* **What is needed**: Below are the records; pull every line that includes "ylabel".

Dataset entries on figures:
------------------------------------------------------------------------
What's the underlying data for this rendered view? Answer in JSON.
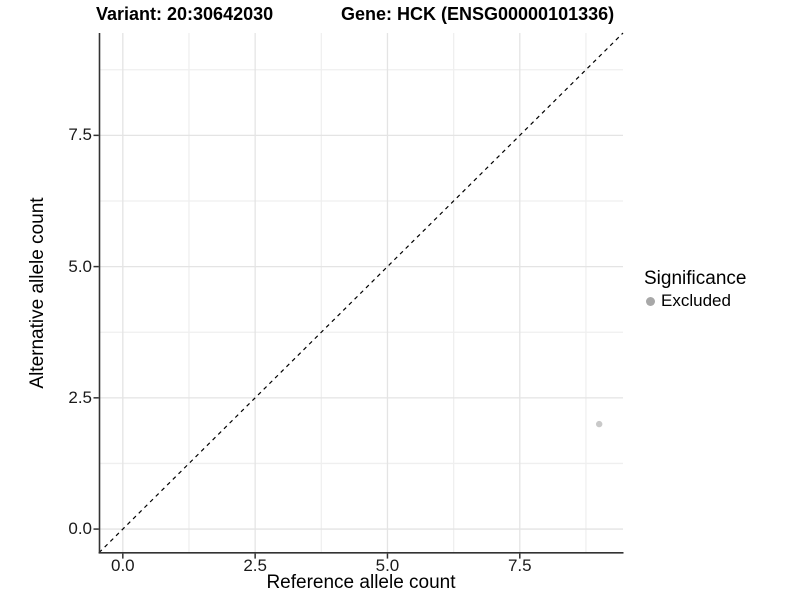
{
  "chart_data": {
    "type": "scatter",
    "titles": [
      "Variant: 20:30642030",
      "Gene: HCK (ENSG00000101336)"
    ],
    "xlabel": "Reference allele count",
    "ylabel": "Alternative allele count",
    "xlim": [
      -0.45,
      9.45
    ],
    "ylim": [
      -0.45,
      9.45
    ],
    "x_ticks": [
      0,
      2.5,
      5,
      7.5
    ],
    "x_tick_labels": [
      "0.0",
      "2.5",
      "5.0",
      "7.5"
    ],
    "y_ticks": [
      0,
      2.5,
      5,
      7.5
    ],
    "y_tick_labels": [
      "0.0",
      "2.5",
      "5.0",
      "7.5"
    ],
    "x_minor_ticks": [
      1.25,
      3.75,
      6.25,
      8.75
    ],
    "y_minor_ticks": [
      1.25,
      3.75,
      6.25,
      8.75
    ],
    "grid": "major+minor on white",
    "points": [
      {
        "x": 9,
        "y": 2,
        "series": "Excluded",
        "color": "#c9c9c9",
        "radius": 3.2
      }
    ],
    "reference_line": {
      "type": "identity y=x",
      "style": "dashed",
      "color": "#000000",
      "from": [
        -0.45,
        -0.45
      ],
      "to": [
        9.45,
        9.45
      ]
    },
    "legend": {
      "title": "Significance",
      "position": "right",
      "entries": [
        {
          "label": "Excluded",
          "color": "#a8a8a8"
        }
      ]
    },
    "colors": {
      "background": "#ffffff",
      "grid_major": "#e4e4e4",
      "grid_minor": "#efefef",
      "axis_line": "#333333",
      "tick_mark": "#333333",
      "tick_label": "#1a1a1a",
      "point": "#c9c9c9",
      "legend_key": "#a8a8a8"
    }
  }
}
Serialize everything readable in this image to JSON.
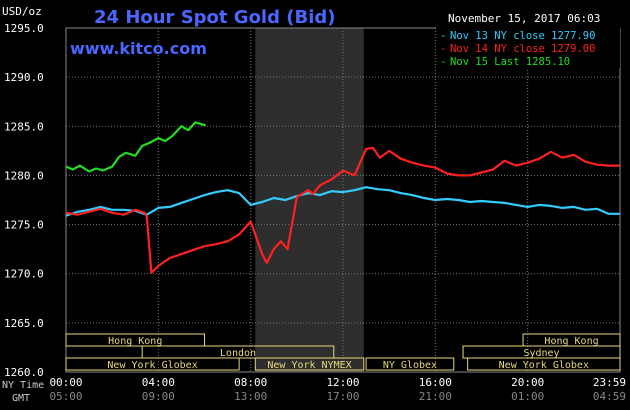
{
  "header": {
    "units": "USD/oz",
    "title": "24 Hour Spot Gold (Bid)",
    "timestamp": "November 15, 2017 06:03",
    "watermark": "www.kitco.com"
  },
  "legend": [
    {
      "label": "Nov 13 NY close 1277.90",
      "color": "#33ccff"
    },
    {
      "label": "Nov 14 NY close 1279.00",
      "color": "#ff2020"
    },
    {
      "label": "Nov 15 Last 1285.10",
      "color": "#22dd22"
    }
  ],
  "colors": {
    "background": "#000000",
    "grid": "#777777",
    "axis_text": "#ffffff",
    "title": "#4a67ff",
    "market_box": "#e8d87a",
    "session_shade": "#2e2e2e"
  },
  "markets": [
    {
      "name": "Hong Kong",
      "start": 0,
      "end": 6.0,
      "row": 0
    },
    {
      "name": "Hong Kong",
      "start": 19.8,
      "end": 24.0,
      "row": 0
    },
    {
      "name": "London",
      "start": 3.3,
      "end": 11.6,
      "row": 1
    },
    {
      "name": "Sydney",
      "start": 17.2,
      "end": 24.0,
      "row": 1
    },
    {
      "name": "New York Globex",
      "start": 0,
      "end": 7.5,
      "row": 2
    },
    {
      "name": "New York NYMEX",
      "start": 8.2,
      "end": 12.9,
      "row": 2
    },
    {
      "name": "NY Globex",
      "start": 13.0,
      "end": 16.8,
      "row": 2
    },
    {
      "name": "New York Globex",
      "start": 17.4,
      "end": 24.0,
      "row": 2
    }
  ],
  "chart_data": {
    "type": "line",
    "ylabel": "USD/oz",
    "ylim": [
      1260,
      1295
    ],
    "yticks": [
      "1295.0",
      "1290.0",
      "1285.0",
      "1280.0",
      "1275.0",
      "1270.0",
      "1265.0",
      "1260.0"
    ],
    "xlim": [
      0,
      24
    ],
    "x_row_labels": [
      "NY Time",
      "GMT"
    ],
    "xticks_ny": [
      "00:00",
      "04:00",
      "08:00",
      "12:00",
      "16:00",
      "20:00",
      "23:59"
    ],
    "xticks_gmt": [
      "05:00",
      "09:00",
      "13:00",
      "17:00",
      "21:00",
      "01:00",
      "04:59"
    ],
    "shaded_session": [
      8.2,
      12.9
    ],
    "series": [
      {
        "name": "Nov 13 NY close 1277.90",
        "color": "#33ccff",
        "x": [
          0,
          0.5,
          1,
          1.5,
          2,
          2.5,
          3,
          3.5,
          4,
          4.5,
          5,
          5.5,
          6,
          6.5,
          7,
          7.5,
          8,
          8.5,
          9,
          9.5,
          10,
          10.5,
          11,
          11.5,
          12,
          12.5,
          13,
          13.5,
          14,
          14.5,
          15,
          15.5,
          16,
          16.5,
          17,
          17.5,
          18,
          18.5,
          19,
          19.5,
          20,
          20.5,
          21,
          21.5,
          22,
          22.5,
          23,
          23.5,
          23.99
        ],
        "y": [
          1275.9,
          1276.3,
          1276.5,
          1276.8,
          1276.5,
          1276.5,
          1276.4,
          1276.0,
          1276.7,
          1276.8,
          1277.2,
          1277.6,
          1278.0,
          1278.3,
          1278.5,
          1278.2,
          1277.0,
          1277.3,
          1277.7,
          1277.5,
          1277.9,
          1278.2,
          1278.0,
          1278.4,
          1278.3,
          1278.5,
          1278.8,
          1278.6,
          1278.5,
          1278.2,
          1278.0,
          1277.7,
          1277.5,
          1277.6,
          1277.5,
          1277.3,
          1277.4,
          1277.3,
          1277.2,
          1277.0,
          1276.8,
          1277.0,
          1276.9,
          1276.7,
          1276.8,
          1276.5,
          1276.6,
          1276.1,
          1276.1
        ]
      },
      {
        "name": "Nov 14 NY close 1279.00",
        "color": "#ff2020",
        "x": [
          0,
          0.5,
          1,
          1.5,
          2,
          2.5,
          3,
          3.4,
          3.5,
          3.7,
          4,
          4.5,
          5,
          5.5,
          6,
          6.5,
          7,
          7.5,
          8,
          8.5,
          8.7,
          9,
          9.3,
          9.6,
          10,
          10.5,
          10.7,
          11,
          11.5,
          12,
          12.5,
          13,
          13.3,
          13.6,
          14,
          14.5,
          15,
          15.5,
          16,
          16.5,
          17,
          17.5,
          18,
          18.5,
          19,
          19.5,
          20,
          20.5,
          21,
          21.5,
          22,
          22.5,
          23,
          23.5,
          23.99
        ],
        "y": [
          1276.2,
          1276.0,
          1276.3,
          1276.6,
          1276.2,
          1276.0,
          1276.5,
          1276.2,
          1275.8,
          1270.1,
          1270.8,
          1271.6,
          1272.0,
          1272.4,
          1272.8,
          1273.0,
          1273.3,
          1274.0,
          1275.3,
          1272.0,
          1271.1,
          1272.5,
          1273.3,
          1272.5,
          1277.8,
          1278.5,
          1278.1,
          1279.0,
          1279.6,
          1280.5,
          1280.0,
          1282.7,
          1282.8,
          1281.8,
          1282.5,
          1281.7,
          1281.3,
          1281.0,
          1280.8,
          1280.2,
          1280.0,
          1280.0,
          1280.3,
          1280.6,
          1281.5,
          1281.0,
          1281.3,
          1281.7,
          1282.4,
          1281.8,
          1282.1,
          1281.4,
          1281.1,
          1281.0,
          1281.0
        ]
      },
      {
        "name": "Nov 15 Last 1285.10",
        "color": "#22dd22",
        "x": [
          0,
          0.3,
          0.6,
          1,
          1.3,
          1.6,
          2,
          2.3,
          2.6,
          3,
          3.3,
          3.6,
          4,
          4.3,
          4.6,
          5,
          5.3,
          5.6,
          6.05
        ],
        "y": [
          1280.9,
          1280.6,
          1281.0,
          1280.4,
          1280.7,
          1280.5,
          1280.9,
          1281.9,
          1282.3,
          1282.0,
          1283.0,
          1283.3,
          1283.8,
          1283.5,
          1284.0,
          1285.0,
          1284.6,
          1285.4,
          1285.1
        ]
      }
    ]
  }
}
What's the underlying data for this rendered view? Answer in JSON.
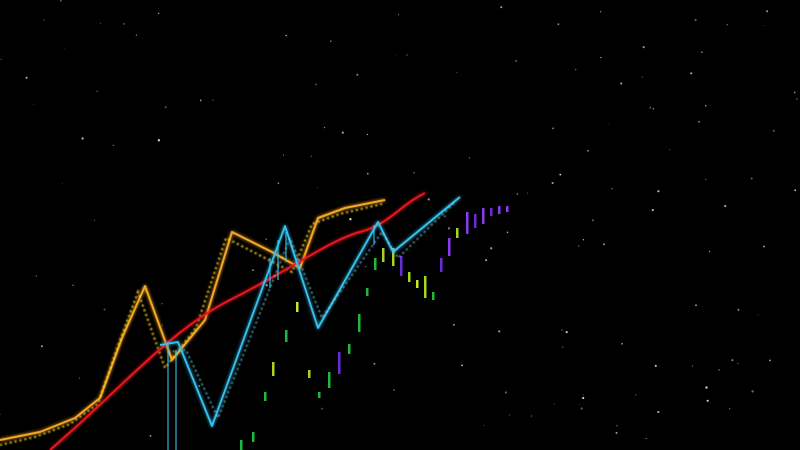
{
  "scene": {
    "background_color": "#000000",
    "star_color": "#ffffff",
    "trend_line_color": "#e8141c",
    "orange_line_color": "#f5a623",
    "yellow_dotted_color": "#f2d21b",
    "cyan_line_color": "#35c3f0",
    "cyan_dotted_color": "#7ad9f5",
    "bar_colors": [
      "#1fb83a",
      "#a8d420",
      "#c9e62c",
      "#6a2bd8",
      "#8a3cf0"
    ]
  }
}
------------------------------------------------------------------------
* **Response to the task**:
    "ylabel": "Alternative allele count",
    "ylabel": "USD/oz",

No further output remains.